Recorded information →
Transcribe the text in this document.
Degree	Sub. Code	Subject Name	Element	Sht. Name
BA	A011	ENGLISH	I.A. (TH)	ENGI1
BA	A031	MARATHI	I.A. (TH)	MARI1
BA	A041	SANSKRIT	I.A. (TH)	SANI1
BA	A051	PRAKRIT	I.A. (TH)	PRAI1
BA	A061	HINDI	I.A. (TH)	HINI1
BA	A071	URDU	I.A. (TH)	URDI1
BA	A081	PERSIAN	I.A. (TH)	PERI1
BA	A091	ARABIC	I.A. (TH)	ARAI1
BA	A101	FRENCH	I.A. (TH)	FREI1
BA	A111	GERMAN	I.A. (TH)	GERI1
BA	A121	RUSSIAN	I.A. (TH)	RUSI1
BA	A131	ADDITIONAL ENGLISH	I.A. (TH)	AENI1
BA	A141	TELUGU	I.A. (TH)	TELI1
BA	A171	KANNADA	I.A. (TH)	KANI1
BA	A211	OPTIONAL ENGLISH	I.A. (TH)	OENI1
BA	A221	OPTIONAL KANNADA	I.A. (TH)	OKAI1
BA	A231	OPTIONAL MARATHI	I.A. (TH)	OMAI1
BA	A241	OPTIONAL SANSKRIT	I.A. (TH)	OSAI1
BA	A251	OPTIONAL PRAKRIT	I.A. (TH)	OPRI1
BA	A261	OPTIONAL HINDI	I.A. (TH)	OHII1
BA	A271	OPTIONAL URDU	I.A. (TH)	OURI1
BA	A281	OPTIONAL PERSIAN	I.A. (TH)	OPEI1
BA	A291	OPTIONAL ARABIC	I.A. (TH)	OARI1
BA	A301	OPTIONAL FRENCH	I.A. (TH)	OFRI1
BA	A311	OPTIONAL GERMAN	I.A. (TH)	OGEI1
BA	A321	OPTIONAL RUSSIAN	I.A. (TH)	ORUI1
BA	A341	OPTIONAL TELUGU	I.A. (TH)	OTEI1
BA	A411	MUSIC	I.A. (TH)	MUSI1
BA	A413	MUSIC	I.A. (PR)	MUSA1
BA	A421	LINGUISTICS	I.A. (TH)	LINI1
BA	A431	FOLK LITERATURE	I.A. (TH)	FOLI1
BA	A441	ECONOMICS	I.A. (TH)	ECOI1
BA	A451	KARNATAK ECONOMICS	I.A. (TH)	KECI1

Requirement → Write out every record, exactly as written.

Response to the task →
Transcribe the text in this document.
Degree	Sub. Code	Subject Name	Element	Sht. Name
BA	A011	ENGLISH	I.A. (TH)	ENGI1
BA	A031	MARATHI	I.A. (TH)	MARI1
BA	A041	SANSKRIT	I.A. (TH)	SANI1
BA	A051	PRAKRIT	I.A. (TH)	PRAI1
BA	A061	HINDI	I.A. (TH)	HINI1
BA	A071	URDU	I.A. (TH)	URDI1
BA	A081	PERSIAN	I.A. (TH)	PERI1
BA	A091	ARABIC	I.A. (TH)	ARAI1
BA	A101	FRENCH	I.A. (TH)	FREI1
BA	A111	GERMAN	I.A. (TH)	GERI1
BA	A121	RUSSIAN	I.A. (TH)	RUSI1
BA	A131	ADDITIONAL ENGLISH	I.A. (TH)	AENI1
BA	A141	TELUGU	I.A. (TH)	TELI1
BA	A171	KANNADA	I.A. (TH)	KANI1
BA	A211	OPTIONAL ENGLISH	I.A. (TH)	OENI1
BA	A221	OPTIONAL KANNADA	I.A. (TH)	OKAI1
BA	A231	OPTIONAL MARATHI	I.A. (TH)	OMAI1
BA	A241	OPTIONAL SANSKRIT	I.A. (TH)	OSAI1
BA	A251	OPTIONAL PRAKRIT	I.A. (TH)	OPRI1
BA	A261	OPTIONAL HINDI	I.A. (TH)	OHII1
BA	A271	OPTIONAL URDU	I.A. (TH)	OURI1
BA	A281	OPTIONAL PERSIAN	I.A. (TH)	OPEI1
BA	A291	OPTIONAL ARABIC	I.A. (TH)	OARI1
BA	A301	OPTIONAL FRENCH	I.A. (TH)	OFRI1
BA	A311	OPTIONAL GERMAN	I.A. (TH)	OGEI1
BA	A321	OPTIONAL RUSSIAN	I.A. (TH)	ORUI1
BA	A341	OPTIONAL TELUGU	I.A. (TH)	OTEI1
BA	A411	MUSIC	I.A. (TH)	MUSI1
BA	A413	MUSIC	I.A. (PR)	MUSA1
BA	A421	LINGUISTICS	I.A. (TH)	LINI1
BA	A431	FOLK LITERATURE	I.A. (TH)	FOLI1
BA	A441	ECONOMICS	I.A. (TH)	ECOI1
BA	A451	KARNATAK ECONOMICS	I.A. (TH)	KECI1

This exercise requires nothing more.